Copy all lines below containing "woman".

──────── Records to use ────────

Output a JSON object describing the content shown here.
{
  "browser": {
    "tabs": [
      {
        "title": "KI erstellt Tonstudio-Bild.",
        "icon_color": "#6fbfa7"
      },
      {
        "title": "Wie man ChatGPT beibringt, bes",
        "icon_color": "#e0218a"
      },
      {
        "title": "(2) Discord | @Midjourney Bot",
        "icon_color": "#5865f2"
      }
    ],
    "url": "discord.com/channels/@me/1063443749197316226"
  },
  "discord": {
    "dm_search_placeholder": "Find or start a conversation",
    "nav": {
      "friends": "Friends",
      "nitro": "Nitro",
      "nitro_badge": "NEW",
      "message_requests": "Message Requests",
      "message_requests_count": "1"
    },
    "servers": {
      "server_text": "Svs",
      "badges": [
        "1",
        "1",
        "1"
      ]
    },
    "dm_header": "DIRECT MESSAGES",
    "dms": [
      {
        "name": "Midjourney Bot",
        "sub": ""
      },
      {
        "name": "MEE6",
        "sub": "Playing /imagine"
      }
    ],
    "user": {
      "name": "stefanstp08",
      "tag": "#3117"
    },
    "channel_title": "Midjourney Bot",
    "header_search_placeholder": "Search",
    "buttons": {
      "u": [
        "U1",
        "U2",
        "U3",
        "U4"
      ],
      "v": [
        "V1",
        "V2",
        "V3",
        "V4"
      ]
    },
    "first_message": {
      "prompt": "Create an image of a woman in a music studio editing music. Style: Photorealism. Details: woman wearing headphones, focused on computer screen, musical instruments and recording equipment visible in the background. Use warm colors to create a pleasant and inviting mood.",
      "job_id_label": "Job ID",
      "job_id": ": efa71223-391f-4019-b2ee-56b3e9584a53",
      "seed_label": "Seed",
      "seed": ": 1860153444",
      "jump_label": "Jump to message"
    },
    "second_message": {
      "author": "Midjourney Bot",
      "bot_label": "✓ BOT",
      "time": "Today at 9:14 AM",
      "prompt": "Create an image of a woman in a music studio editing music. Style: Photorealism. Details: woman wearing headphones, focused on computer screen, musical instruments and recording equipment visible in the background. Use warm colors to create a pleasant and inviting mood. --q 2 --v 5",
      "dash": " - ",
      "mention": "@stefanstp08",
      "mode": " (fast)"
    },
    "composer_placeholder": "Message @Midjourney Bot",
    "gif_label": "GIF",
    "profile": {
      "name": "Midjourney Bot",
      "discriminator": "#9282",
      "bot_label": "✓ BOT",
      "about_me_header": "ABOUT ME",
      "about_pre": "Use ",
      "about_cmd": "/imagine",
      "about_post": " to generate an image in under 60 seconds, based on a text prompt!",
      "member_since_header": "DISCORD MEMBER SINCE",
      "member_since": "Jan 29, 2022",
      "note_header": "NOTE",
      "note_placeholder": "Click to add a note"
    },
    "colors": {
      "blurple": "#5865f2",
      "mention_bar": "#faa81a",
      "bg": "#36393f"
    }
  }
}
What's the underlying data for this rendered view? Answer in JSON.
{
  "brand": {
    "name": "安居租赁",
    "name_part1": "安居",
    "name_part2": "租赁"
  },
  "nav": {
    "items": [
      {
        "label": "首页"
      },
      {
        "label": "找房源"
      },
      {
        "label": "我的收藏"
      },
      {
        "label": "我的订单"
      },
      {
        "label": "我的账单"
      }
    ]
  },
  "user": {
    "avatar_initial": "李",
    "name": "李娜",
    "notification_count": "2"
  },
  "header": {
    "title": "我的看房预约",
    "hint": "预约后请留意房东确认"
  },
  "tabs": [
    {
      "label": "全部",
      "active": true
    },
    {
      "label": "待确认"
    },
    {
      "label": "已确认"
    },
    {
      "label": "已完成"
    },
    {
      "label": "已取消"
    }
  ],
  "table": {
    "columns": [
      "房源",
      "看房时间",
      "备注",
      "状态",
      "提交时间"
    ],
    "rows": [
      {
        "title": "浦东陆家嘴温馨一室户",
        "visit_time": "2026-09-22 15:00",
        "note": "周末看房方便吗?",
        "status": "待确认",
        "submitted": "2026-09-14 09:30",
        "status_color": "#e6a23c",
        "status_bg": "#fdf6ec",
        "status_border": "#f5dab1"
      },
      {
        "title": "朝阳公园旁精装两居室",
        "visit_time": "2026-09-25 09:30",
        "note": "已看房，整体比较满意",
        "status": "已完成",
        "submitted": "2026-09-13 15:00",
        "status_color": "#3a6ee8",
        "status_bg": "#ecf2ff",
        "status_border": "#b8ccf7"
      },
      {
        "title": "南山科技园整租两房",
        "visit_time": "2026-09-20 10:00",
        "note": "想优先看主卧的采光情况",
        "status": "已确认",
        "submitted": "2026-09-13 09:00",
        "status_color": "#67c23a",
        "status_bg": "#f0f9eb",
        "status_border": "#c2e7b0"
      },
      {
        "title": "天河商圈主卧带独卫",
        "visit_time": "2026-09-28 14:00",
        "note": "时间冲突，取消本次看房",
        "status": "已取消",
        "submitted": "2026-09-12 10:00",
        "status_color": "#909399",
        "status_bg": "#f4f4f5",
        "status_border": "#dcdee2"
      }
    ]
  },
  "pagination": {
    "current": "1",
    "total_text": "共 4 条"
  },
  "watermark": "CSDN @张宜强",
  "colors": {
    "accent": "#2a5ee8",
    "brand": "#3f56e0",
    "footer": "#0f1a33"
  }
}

────────

§ **Exercise result**:
      "prompt": "Create an image of a woman in a music studio editing music. Style: Photorealism. Details: woman wearing headphones, focused on computer screen, musical instruments and recording equipment visible in the background. Use warm colors to create a pleasant and inviting mood.",
      "prompt": "Create an image of a woman in a music studio editing music. Style: Photorealism. Details: woman wearing headphones, focused on computer screen, musical instruments and recording equipment visible in the background. Use warm colors to create a pleasant and inviting mood. --q 2 --v 5",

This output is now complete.